Begin Listed records

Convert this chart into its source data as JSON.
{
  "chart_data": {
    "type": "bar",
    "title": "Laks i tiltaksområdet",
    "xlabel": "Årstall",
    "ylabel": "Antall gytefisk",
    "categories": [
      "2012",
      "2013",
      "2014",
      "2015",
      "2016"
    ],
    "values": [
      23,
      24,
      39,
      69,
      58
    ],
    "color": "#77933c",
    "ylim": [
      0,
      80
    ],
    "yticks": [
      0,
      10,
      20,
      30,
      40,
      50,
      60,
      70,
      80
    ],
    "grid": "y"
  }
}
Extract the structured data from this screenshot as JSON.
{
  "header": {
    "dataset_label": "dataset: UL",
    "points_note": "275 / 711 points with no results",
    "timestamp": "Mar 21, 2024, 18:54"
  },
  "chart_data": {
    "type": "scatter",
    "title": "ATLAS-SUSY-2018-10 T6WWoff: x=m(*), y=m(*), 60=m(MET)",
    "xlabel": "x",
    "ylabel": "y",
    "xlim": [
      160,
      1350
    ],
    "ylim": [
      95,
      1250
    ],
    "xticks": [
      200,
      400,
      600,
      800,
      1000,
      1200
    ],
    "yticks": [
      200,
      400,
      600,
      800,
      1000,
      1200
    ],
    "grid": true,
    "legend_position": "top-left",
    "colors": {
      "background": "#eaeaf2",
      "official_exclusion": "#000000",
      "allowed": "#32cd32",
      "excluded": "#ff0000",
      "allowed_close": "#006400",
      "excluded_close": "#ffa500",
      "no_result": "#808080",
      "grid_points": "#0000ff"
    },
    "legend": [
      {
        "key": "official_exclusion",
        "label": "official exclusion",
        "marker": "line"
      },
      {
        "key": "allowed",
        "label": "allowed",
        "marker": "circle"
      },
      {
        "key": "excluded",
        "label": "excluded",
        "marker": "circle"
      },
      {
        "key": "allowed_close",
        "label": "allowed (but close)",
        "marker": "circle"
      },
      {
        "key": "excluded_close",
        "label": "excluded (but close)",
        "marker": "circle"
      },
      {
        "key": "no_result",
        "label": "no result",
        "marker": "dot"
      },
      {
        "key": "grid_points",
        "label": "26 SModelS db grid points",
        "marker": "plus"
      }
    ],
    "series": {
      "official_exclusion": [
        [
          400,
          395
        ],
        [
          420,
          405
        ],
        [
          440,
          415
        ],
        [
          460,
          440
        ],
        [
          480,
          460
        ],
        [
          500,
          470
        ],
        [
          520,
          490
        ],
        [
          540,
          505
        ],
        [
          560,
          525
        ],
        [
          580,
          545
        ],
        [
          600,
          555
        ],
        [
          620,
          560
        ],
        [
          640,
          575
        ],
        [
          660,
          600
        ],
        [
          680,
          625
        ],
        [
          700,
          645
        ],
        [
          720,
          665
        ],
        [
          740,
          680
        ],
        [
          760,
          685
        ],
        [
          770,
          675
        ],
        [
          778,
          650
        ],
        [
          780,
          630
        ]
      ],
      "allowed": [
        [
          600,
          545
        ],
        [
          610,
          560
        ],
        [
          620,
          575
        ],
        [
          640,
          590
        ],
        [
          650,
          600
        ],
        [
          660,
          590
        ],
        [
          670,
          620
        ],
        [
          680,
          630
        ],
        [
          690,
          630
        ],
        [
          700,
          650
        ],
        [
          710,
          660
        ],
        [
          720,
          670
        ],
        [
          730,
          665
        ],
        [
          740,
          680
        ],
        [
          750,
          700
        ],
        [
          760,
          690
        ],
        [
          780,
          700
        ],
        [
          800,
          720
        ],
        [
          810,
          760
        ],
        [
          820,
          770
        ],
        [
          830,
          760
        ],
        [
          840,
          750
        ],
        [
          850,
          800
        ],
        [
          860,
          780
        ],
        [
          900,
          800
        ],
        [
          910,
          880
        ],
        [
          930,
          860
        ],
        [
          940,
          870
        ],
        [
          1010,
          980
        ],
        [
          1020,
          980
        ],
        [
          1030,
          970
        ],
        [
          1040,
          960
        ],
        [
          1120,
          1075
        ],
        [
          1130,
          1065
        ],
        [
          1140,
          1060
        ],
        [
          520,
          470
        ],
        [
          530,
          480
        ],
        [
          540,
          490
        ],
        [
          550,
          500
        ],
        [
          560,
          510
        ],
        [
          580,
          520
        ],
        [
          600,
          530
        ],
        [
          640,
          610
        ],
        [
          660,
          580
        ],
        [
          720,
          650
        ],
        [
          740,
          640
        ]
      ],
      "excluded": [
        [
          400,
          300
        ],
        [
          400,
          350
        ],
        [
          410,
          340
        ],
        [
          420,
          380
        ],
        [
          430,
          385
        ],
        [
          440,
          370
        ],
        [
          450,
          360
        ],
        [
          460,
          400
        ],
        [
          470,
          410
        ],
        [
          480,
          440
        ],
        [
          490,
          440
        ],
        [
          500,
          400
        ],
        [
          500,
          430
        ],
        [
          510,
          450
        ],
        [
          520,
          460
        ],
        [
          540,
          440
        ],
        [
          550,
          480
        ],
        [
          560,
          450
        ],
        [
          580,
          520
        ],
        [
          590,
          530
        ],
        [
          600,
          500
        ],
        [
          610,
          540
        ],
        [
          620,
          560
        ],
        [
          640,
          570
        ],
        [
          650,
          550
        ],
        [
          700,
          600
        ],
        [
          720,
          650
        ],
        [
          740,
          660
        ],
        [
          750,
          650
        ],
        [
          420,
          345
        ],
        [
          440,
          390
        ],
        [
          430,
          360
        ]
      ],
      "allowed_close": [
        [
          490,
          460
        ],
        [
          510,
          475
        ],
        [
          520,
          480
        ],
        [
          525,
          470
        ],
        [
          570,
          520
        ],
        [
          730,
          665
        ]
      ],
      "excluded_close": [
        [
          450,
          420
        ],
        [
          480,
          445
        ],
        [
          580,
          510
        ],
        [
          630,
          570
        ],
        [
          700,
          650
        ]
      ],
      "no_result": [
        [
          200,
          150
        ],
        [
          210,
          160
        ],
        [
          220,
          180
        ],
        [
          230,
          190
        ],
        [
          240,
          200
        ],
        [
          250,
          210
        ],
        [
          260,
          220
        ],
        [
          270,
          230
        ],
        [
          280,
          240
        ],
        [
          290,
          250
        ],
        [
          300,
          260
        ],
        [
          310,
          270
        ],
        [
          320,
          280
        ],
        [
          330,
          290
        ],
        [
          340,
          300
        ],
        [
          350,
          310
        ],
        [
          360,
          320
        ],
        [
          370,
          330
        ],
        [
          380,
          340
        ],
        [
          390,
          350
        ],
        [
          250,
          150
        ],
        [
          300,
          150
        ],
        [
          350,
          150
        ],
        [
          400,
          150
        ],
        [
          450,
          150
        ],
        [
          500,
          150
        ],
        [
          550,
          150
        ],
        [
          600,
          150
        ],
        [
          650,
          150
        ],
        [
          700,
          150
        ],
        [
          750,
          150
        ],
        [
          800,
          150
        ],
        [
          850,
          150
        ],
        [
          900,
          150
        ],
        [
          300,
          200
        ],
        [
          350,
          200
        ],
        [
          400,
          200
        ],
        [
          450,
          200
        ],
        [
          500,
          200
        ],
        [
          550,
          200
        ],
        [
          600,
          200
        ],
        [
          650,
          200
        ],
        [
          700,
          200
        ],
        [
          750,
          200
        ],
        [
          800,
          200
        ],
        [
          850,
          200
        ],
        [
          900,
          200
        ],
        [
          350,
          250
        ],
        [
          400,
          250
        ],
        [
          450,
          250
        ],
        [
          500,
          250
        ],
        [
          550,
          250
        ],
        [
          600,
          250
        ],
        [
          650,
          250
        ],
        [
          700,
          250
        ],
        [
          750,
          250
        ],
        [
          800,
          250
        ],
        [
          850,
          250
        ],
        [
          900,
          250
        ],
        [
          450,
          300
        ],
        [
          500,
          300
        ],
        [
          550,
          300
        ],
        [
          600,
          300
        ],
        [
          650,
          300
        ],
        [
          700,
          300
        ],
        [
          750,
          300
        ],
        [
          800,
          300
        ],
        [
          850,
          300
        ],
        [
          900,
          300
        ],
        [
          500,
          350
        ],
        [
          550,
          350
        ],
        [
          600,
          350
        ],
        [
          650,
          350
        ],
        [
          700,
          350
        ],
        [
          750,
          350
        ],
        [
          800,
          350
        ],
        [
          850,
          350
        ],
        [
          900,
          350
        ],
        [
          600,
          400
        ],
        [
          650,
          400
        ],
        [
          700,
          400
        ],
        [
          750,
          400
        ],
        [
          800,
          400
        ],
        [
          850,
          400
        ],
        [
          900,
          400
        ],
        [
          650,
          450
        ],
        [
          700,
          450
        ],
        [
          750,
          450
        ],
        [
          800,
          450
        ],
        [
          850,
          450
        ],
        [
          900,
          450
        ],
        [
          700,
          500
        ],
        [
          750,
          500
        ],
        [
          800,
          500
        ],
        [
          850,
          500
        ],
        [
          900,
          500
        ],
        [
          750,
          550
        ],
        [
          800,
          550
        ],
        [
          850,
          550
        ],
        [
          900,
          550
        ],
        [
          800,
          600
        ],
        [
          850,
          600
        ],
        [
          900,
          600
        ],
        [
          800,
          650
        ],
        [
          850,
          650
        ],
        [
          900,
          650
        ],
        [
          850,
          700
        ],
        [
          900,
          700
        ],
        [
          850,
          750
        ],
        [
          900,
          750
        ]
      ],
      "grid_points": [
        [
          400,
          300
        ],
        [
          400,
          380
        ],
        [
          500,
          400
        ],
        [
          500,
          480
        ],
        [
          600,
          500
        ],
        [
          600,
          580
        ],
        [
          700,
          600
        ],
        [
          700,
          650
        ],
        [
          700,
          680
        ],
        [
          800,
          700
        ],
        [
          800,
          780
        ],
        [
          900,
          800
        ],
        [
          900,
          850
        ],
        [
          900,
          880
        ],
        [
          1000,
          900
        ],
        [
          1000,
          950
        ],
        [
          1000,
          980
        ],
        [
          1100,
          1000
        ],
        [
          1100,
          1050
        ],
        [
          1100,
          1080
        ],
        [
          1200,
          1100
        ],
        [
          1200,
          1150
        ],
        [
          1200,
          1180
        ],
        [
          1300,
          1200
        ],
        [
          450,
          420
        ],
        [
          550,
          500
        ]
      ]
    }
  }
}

End Listed records

What is required: Which lines hold the word "title"? Return all of them from the records above.

Output of the exercise:
    "title": "Laks i tiltaksområdet",
    "title": "ATLAS-SUSY-2018-10 T6WWoff: x=m(*), y=m(*), 60=m(MET)",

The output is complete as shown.